Exercise aim =
Print the full listing exactly.

Record extracts =
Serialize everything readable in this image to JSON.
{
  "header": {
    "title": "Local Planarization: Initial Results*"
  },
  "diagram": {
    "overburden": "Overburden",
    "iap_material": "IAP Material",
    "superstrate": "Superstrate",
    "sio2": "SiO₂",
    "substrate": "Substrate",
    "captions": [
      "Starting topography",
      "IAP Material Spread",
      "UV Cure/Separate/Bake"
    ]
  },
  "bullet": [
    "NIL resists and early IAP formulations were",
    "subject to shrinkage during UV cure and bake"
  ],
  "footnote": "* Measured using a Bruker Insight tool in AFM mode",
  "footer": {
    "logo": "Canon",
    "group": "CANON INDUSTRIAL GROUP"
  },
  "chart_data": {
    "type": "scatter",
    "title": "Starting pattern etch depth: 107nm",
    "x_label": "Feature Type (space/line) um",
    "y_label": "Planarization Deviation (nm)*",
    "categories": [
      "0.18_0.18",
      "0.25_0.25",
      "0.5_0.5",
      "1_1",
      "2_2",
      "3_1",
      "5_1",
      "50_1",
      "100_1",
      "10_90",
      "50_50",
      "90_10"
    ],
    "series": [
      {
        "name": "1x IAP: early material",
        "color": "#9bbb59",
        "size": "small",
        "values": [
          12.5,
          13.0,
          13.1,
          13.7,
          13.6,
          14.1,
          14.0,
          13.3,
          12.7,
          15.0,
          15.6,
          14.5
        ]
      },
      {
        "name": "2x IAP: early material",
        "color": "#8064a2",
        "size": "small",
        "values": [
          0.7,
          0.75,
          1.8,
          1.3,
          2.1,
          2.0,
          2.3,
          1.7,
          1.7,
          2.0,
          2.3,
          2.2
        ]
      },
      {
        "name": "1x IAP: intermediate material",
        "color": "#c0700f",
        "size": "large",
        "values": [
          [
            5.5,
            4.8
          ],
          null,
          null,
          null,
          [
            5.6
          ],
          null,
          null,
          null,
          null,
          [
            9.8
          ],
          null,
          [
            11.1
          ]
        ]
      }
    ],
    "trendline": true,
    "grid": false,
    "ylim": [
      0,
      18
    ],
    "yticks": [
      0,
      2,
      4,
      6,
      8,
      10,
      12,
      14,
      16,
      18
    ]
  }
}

Output of the exercise =
Serialize everything readable in this image to JSON.
{
  "header": {
    "title": "Local Planarization: Initial Results*"
  },
  "diagram": {
    "overburden": "Overburden",
    "iap_material": "IAP Material",
    "superstrate": "Superstrate",
    "sio2": "SiO₂",
    "substrate": "Substrate",
    "captions": [
      "Starting topography",
      "IAP Material Spread",
      "UV Cure/Separate/Bake"
    ]
  },
  "bullet": [
    "NIL resists and early IAP formulations were",
    "subject to shrinkage during UV cure and bake"
  ],
  "footnote": "* Measured using a Bruker Insight tool in AFM mode",
  "footer": {
    "logo": "Canon",
    "group": "CANON INDUSTRIAL GROUP"
  },
  "chart_data": {
    "type": "scatter",
    "title": "Starting pattern etch depth: 107nm",
    "x_label": "Feature Type (space/line) um",
    "y_label": "Planarization Deviation (nm)*",
    "categories": [
      "0.18_0.18",
      "0.25_0.25",
      "0.5_0.5",
      "1_1",
      "2_2",
      "3_1",
      "5_1",
      "50_1",
      "100_1",
      "10_90",
      "50_50",
      "90_10"
    ],
    "series": [
      {
        "name": "1x IAP: early material",
        "color": "#9bbb59",
        "size": "small",
        "values": [
          12.5,
          13.0,
          13.1,
          13.7,
          13.6,
          14.1,
          14.0,
          13.3,
          12.7,
          15.0,
          15.6,
          14.5
        ]
      },
      {
        "name": "2x IAP: early material",
        "color": "#8064a2",
        "size": "small",
        "values": [
          0.7,
          0.75,
          1.8,
          1.3,
          2.1,
          2.0,
          2.3,
          1.7,
          1.7,
          2.0,
          2.3,
          2.2
        ]
      },
      {
        "name": "1x IAP: intermediate material",
        "color": "#c0700f",
        "size": "large",
        "values": [
          [
            5.5,
            4.8
          ],
          null,
          null,
          null,
          [
            5.6
          ],
          null,
          null,
          null,
          null,
          [
            9.8
          ],
          null,
          [
            11.1
          ]
        ]
      }
    ],
    "trendline": true,
    "grid": false,
    "ylim": [
      0,
      18
    ],
    "yticks": [
      0,
      2,
      4,
      6,
      8,
      10,
      12,
      14,
      16,
      18
    ]
  }
}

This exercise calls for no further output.